• _Aim_
Turn the listing below into a Markdown table with two columns, Row and Listing line. Number every line and skip any blank ones.

─── Records supplied

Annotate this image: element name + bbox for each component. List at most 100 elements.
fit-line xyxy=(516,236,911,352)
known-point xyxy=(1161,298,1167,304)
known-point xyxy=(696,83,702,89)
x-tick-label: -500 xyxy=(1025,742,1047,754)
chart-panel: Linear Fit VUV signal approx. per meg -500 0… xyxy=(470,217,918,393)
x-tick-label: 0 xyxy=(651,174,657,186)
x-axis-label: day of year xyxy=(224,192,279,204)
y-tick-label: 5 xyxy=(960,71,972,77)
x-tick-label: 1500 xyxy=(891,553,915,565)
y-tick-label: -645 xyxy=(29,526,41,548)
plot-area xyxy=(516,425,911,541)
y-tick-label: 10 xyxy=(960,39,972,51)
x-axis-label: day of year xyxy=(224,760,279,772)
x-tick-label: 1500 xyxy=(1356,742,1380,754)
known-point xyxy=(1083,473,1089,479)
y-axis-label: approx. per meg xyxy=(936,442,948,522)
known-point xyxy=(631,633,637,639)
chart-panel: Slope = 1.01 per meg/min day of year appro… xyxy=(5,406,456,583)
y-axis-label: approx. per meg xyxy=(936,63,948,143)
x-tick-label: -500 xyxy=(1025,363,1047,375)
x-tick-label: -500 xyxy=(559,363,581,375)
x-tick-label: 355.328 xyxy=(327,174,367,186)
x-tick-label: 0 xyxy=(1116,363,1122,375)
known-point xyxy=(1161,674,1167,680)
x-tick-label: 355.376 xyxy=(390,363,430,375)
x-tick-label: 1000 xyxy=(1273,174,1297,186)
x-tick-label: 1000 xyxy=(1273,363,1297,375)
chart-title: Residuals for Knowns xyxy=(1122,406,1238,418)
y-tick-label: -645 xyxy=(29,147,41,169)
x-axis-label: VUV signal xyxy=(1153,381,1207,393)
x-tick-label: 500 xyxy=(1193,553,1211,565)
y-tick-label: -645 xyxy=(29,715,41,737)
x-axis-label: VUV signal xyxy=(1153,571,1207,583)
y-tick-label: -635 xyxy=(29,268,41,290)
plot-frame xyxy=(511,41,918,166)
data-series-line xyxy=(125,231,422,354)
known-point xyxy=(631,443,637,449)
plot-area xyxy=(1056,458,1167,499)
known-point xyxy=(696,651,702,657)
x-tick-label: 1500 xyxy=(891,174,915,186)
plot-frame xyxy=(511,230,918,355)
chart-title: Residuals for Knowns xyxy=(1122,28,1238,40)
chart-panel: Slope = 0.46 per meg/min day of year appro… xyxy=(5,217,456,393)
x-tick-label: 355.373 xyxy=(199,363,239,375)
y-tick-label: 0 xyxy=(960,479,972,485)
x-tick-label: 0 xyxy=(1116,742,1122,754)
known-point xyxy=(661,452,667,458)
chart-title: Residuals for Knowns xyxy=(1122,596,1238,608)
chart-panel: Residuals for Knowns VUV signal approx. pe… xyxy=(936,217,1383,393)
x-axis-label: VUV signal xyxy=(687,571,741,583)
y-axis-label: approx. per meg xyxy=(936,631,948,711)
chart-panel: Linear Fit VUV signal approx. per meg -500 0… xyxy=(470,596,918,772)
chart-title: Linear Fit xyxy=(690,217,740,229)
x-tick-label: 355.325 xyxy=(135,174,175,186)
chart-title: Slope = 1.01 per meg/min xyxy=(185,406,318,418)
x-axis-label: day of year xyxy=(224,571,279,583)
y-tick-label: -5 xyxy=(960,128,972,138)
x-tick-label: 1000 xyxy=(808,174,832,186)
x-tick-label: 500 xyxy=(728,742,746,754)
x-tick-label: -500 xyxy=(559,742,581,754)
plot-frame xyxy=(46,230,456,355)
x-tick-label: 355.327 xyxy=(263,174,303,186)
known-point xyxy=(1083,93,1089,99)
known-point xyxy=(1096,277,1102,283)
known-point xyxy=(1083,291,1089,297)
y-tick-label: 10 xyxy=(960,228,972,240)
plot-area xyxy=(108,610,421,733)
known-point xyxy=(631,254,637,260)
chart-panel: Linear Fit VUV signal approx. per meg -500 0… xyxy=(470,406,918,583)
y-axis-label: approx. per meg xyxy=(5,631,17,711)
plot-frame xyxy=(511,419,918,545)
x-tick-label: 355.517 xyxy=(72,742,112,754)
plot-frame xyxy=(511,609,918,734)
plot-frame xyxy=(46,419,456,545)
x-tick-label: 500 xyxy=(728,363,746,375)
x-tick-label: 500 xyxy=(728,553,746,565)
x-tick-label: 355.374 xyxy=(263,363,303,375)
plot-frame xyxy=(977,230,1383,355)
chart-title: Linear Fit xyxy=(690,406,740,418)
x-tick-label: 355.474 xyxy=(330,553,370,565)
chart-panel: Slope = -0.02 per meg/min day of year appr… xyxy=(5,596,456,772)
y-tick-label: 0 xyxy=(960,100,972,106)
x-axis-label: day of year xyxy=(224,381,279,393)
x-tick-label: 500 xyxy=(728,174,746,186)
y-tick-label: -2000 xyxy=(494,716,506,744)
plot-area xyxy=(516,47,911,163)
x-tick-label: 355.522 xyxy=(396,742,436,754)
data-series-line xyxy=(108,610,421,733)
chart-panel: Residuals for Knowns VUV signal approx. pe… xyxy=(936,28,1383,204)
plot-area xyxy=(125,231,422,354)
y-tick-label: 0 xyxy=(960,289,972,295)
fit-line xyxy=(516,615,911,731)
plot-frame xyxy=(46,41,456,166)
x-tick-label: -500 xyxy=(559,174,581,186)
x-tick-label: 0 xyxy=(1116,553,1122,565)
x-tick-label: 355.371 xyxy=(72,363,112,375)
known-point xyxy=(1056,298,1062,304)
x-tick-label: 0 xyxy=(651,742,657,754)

──────

• _Answer to this task_
| Row | Listing line |
|---|---|
| 1 | Annotate this image: element name + bbox for each component. List at most 100 elements. |
| 2 | fit-line xyxy=(516,236,911,352) |
| 3 | known-point xyxy=(1161,298,1167,304) |
| 4 | known-point xyxy=(696,83,702,89) |
| 5 | x-tick-label: -500 xyxy=(1025,742,1047,754) |
| 6 | chart-panel: Linear Fit VUV signal approx. per meg -500 0… xyxy=(470,217,918,393) |
| 7 | x-tick-label: 0 xyxy=(651,174,657,186) |
| 8 | x-axis-label: day of year xyxy=(224,192,279,204) |
| 9 | y-tick-label: 5 xyxy=(960,71,972,77) |
| 10 | x-tick-label: 1500 xyxy=(891,553,915,565) |
| 11 | y-tick-label: -645 xyxy=(29,526,41,548) |
| 12 | plot-area xyxy=(516,425,911,541) |
| 13 | y-tick-label: 10 xyxy=(960,39,972,51) |
| 14 | x-axis-label: day of year xyxy=(224,760,279,772) |
| 15 | x-tick-label: 1500 xyxy=(1356,742,1380,754) |
| 16 | known-point xyxy=(1083,473,1089,479) |
| 17 | y-axis-label: approx. per meg xyxy=(936,442,948,522) |
| 18 | known-point xyxy=(631,633,637,639) |
| 19 | chart-panel: Slope = 1.01 per meg/min day of year appro… xyxy=(5,406,456,583) |
| 20 | y-axis-label: approx. per meg xyxy=(936,63,948,143) |
| 21 | x-tick-label: -500 xyxy=(1025,363,1047,375) |
| 22 | x-tick-label: -500 xyxy=(559,363,581,375) |
| 23 | x-tick-label: 355.328 xyxy=(327,174,367,186) |
| 24 | x-tick-label: 0 xyxy=(1116,363,1122,375) |
| 25 | known-point xyxy=(1161,674,1167,680) |
| 26 | x-tick-label: 355.376 xyxy=(390,363,430,375) |
| 27 | x-tick-label: 1000 xyxy=(1273,174,1297,186) |
| 28 | x-tick-label: 1000 xyxy=(1273,363,1297,375) |
| 29 | chart-title: Residuals for Knowns xyxy=(1122,406,1238,418) |
| 30 | y-tick-label: -645 xyxy=(29,147,41,169) |
| 31 | x-axis-label: VUV signal xyxy=(1153,381,1207,393) |
| 32 | x-tick-label: 500 xyxy=(1193,553,1211,565) |
| 33 | y-tick-label: -645 xyxy=(29,715,41,737) |
| 34 | x-axis-label: VUV signal xyxy=(1153,571,1207,583) |
| 35 | y-tick-label: -635 xyxy=(29,268,41,290) |
| 36 | plot-frame xyxy=(511,41,918,166) |
| 37 | data-series-line xyxy=(125,231,422,354) |
| 38 | known-point xyxy=(631,443,637,449) |
| 39 | plot-area xyxy=(1056,458,1167,499) |
| 40 | known-point xyxy=(696,651,702,657) |
| 41 | x-tick-label: 1500 xyxy=(891,174,915,186) |
| 42 | plot-frame xyxy=(511,230,918,355) |
| 43 | chart-title: Residuals for Knowns xyxy=(1122,28,1238,40) |
| 44 | chart-panel: Slope = 0.46 per meg/min day of year appro… xyxy=(5,217,456,393) |
| 45 | x-tick-label: 355.373 xyxy=(199,363,239,375) |
| 46 | y-tick-label: 0 xyxy=(960,479,972,485) |
| 47 | x-tick-label: 0 xyxy=(1116,742,1122,754) |
| 48 | known-point xyxy=(661,452,667,458) |
| 49 | chart-title: Residuals for Knowns xyxy=(1122,596,1238,608) |
| 50 | chart-panel: Residuals for Knowns VUV signal approx. pe… xyxy=(936,217,1383,393) |
| 51 | x-axis-label: VUV signal xyxy=(687,571,741,583) |
| 52 | y-axis-label: approx. per meg xyxy=(936,631,948,711) |
| 53 | chart-panel: Linear Fit VUV signal approx. per meg -500 0… xyxy=(470,596,918,772) |
| 54 | chart-title: Linear Fit xyxy=(690,217,740,229) |
| 55 | x-tick-label: 355.325 xyxy=(135,174,175,186) |
| 56 | chart-title: Slope = 1.01 per meg/min xyxy=(185,406,318,418) |
| 57 | x-axis-label: day of year xyxy=(224,571,279,583) |
| 58 | y-tick-label: -5 xyxy=(960,128,972,138) |
| 59 | x-tick-label: 1000 xyxy=(808,174,832,186) |
| 60 | x-tick-label: 500 xyxy=(728,742,746,754) |
| 61 | x-tick-label: -500 xyxy=(559,742,581,754) |
| 62 | plot-frame xyxy=(46,230,456,355) |
| 63 | x-tick-label: 355.327 xyxy=(263,174,303,186) |
| 64 | known-point xyxy=(1083,93,1089,99) |
| 65 | known-point xyxy=(1096,277,1102,283) |
| 66 | known-point xyxy=(1083,291,1089,297) |
| 67 | y-tick-label: 10 xyxy=(960,228,972,240) |
| 68 | plot-area xyxy=(108,610,421,733) |
| 69 | known-point xyxy=(631,254,637,260) |
| 70 | chart-panel: Linear Fit VUV signal approx. per meg -500 0… xyxy=(470,406,918,583) |
| 71 | y-axis-label: approx. per meg xyxy=(5,631,17,711) |
| 72 | plot-frame xyxy=(511,419,918,545) |
| 73 | x-tick-label: 355.517 xyxy=(72,742,112,754) |
| 74 | plot-frame xyxy=(511,609,918,734) |
| 75 | plot-frame xyxy=(46,419,456,545) |
| 76 | x-tick-label: 500 xyxy=(728,363,746,375) |
| 77 | x-tick-label: 500 xyxy=(728,553,746,565) |
| 78 | x-tick-label: 355.374 xyxy=(263,363,303,375) |
| 79 | plot-frame xyxy=(977,230,1383,355) |
| 80 | chart-title: Linear Fit xyxy=(690,406,740,418) |
| 81 | x-tick-label: 355.474 xyxy=(330,553,370,565) |
| 82 | chart-panel: Slope = -0.02 per meg/min day of year appr… xyxy=(5,596,456,772) |
| 83 | y-tick-label: 0 xyxy=(960,100,972,106) |
| 84 | x-axis-label: day of year xyxy=(224,381,279,393) |
| 85 | x-tick-label: 500 xyxy=(728,174,746,186) |
| 86 | y-tick-label: -2000 xyxy=(494,716,506,744) |
| 87 | plot-area xyxy=(516,47,911,163) |
| 88 | x-tick-label: 355.522 xyxy=(396,742,436,754) |
| 89 | data-series-line xyxy=(108,610,421,733) |
| 90 | chart-panel: Residuals for Knowns VUV signal approx. pe… xyxy=(936,28,1383,204) |
| 91 | plot-area xyxy=(125,231,422,354) |
| 92 | y-tick-label: 0 xyxy=(960,289,972,295) |
| 93 | fit-line xyxy=(516,615,911,731) |
| 94 | plot-frame xyxy=(46,41,456,166) |
| 95 | x-tick-label: -500 xyxy=(559,174,581,186) |
| 96 | x-tick-label: 0 xyxy=(1116,553,1122,565) |
| 97 | x-tick-label: 355.371 xyxy=(72,363,112,375) |
| 98 | known-point xyxy=(1056,298,1062,304) |
| 99 | x-tick-label: 0 xyxy=(651,742,657,754) |